Start of Source passage

The media want to make it about themselves too. Jeff Passan of Yahoo! Sports wrote a piece following World Series Game 2 that was similarly panned in the Twittersphere, blogosphere, and whatever other sphere you might care to name. His contention was that Albert Pujols, by not sticking around after the game to answer questions from the media in the wake of his costly 9th-inning error, showed a lack of leadership, but the prevailing reaction to the piece was that Passan was whining about his own plight as a member of the media. (To his credit, Passan responded to some of that criticism on Twitter today, reiterating that he didn’t intend to make it about himself.)
There’s nothing wrong with wanting to feel like you have your own personal stake in a major occurrence. It happens with more than just sports. How many people who never met Steve Jobs felt at least some personal sorrow when he died, however irrational that feeling might have been? Furthermore, those who dared to point out the absurdity of getting sad about the death of the guy who paid a Chinese manufacturer to build your cellphone were called insensitive pricks.
When it comes to baseball, I’m all in favour of absurdity and irrationality, even if it results in ridiculous sports columns or other awkward scenarios. Case in point: tonight, in Game Three, I’m probably going to cheer for the Texas Rangers again. I’ll get more excited than I should about Nelson Cruz at-bats, or Elvis Andrus defensive gems.
What fun would the playoffs be if I didn’t?
Fantastic article!
ReplyDeleteVery true, Org Guy. It's always the question: "Who are you cheering for?" Even if I start watching a game without a stake, I'll often find myself leaning one way or the other, cheering without knowing I've started cheering. This phenomenon did lead me to cheering for Boston against the Yankees in '04 (an occurence which has not repeated itself since).
ReplyDeleteI think we'll all be happy once the Jays are in, and we can throw our fandom united there. But there's still sport in picking a team and cheering, too, so we have some stake in what's happening.
you know what? I agree with Cox on this one. Rasmus is talented. So, apparently, was Corey Patterson when was a prospect. Talent alone is not enough. Rasmus needs to pan out, hit for average and get on base, much better than he did this past season. Otherwise, STL won this trade. Still shake my head about the Napoli trade. I panned it when it happened, and still do.
ReplyDeleteagree with chewbacca.
ReplyDeleteRasmus had a bad season, this is true. He's also had one highly successful season as a major league hitter. I think that's what separates him as an acquisition -- he's a talented prospect who already has a track record of being able to excel at the highest level. Most prospects a team acquires through trades don't have that.
ReplyDeleteAs for the Napoli trade, we can get into whatever hindsight we want, I suppose. None of it was really the point of the post.
I was really just trying to point out how it's natural, as a fan of a team that isn't playing in the World Series, to draw your own links to guys who ARE playing, based on your own experience with them. Everyone does it -- it's one of the reasons so many Jays fans and observers are still debating these trades so hotly.
rasmus sucks. He's more over rated than Jason Heyward.
ReplyDeleteYou know what's totally overrated? The word "overrated".
ReplyDeleteAs for the Rasmus-Patterson argument, the distinction I think is that Patterson had raw talent, whereas Rasmus has some fairly refined skills.
Which is another way of saying that Rasmus has much better strikezone judgment, which is a much more important skill than raw speed or bat speed.

End of Source passage
Start of Dataset

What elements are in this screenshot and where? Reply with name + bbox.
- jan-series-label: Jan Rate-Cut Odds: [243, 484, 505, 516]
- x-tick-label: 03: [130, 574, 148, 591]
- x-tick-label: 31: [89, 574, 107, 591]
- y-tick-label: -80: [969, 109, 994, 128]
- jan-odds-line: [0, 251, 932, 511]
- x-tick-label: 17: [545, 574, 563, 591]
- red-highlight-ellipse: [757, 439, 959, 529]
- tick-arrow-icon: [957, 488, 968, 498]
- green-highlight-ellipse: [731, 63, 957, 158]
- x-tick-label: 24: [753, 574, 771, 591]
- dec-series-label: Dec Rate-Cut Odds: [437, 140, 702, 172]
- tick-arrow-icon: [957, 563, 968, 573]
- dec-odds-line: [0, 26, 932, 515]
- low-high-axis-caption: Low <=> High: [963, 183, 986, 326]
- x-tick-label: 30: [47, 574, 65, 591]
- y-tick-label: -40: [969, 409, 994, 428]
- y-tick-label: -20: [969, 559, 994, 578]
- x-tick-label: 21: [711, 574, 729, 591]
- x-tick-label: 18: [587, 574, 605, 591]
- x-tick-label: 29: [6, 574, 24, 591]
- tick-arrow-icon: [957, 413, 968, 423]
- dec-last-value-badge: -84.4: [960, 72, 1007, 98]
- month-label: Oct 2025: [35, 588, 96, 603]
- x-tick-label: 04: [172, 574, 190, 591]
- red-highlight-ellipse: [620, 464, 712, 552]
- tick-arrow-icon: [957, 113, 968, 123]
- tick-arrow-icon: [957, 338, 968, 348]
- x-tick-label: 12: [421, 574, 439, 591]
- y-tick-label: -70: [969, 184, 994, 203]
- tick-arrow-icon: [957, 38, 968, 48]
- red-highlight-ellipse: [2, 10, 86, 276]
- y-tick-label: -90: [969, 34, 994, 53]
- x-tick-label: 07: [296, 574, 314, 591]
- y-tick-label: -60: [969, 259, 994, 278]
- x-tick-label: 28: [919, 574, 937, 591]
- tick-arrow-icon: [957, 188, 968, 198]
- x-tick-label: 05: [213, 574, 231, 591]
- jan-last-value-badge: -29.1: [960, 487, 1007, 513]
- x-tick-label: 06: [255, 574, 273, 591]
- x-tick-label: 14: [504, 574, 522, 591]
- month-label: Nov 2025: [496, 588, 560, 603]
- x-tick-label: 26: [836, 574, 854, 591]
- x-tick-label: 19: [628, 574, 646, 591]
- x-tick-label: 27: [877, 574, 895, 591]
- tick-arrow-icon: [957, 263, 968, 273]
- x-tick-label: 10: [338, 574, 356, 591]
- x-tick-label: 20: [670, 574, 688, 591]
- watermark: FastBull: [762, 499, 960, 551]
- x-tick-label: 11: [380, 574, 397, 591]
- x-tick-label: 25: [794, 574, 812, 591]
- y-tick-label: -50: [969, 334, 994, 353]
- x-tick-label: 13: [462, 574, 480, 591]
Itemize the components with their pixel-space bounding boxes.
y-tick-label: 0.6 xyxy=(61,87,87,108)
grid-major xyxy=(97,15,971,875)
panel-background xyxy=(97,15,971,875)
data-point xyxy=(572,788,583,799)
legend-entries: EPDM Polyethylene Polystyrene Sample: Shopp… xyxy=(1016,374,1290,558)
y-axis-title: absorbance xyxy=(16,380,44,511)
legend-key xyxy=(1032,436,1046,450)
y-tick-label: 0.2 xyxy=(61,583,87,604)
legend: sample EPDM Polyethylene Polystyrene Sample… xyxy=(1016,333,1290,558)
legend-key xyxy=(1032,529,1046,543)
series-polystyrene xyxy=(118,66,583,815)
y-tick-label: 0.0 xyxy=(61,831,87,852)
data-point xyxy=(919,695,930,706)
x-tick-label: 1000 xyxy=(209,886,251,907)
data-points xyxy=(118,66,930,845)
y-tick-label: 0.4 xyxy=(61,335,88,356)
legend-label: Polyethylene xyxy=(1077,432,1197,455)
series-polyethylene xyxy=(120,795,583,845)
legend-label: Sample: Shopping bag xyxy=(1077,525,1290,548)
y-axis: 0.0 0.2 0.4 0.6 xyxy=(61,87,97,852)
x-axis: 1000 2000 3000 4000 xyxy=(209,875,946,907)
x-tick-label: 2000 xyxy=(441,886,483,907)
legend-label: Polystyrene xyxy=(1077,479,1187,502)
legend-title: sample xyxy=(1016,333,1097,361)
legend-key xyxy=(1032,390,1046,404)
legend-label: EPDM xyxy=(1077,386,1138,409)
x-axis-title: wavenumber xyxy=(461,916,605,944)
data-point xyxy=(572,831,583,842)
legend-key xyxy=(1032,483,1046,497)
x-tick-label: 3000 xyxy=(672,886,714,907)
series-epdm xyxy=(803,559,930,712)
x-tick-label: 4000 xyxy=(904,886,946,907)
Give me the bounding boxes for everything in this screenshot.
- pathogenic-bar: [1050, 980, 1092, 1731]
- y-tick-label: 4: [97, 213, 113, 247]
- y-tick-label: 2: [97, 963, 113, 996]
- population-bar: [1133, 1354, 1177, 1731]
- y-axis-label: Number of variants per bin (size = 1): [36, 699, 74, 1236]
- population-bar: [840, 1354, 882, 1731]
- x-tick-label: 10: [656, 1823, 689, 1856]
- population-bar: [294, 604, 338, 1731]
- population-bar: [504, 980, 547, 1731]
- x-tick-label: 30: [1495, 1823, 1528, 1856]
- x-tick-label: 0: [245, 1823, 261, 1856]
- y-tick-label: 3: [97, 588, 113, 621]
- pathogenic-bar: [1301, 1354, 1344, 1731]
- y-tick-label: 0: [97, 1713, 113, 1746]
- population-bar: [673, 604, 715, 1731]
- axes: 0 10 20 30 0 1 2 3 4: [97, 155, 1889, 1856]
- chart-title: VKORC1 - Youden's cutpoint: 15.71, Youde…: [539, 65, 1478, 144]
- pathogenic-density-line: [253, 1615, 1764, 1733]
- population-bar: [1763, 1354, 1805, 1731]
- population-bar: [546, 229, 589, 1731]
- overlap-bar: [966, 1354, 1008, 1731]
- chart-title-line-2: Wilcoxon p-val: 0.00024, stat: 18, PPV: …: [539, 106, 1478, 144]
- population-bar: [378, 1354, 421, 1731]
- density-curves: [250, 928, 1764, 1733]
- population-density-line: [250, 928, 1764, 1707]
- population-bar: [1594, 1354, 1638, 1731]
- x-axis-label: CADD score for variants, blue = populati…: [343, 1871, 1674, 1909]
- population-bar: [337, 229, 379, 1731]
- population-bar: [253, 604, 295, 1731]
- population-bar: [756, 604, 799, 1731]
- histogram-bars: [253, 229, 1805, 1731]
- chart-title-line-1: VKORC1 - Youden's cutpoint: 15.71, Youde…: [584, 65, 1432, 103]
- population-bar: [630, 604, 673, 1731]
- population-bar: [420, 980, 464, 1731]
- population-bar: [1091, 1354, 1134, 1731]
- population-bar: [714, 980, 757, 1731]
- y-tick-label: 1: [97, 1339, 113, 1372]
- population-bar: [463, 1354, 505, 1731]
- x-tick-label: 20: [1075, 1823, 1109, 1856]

End of Dataset

▶ **Task to carry out**: List each baseball team named in the World Series fandom text, using the team name or abbreviation as it appears there.

▶ **Written response**:
- Texas Rangers
- Boston
- Yankees
- Jays
- STL